• **THE PROBLEM**
Find all lines in the records that include the word "this", and copy them out.

[Collected data]
━━━━━━
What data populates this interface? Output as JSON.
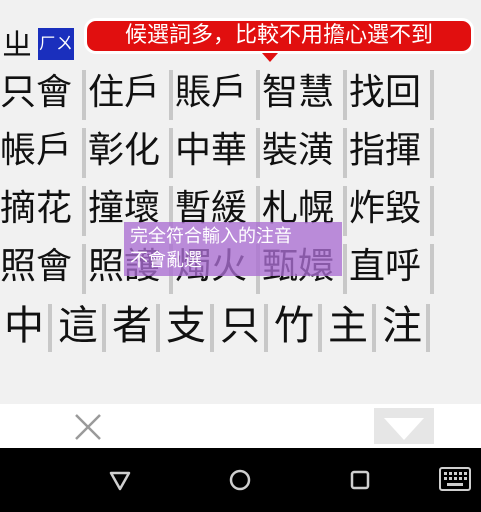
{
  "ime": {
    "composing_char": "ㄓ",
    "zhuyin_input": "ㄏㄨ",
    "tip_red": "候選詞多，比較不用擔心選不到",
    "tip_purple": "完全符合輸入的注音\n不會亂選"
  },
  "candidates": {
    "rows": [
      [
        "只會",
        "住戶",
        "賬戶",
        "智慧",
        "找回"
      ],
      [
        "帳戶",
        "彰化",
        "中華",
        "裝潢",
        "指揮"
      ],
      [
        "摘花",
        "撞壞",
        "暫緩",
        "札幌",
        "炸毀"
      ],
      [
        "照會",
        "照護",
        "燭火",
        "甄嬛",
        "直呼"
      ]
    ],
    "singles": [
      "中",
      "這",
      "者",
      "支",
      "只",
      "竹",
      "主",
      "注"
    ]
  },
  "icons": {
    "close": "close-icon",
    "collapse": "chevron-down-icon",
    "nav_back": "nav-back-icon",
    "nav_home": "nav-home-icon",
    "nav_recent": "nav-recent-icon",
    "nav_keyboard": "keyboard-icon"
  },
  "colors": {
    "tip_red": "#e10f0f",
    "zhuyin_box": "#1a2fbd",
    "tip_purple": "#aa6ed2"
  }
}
━━━━━━
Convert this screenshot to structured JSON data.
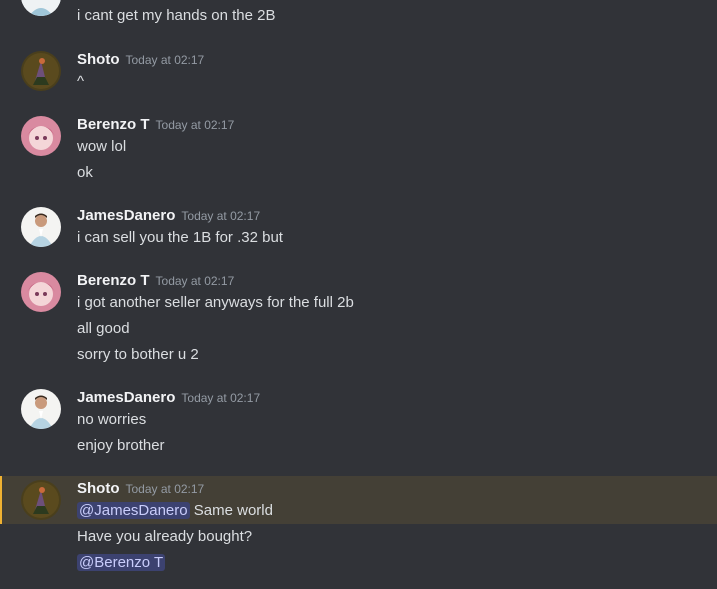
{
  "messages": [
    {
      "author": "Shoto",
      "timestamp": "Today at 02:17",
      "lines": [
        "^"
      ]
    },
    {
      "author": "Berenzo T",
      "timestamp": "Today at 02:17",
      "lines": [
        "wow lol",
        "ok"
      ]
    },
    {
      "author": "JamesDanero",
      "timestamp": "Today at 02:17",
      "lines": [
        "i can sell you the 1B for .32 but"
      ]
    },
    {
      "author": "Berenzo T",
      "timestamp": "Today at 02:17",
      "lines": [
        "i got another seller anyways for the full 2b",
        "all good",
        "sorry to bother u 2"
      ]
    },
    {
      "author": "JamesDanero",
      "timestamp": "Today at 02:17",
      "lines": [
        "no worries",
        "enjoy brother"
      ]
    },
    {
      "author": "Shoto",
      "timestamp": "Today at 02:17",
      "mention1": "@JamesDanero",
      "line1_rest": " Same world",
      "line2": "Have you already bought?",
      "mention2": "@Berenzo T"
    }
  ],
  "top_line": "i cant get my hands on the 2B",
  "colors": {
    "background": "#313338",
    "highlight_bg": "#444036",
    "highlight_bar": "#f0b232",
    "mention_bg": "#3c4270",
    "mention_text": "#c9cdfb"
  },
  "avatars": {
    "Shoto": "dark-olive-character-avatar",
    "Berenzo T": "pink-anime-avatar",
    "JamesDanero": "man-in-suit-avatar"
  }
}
━━━━━━
• **EXERCISE ANSWER**
What data populates this interface? Output as JSON.
Convert this screenshot to structured JSON data.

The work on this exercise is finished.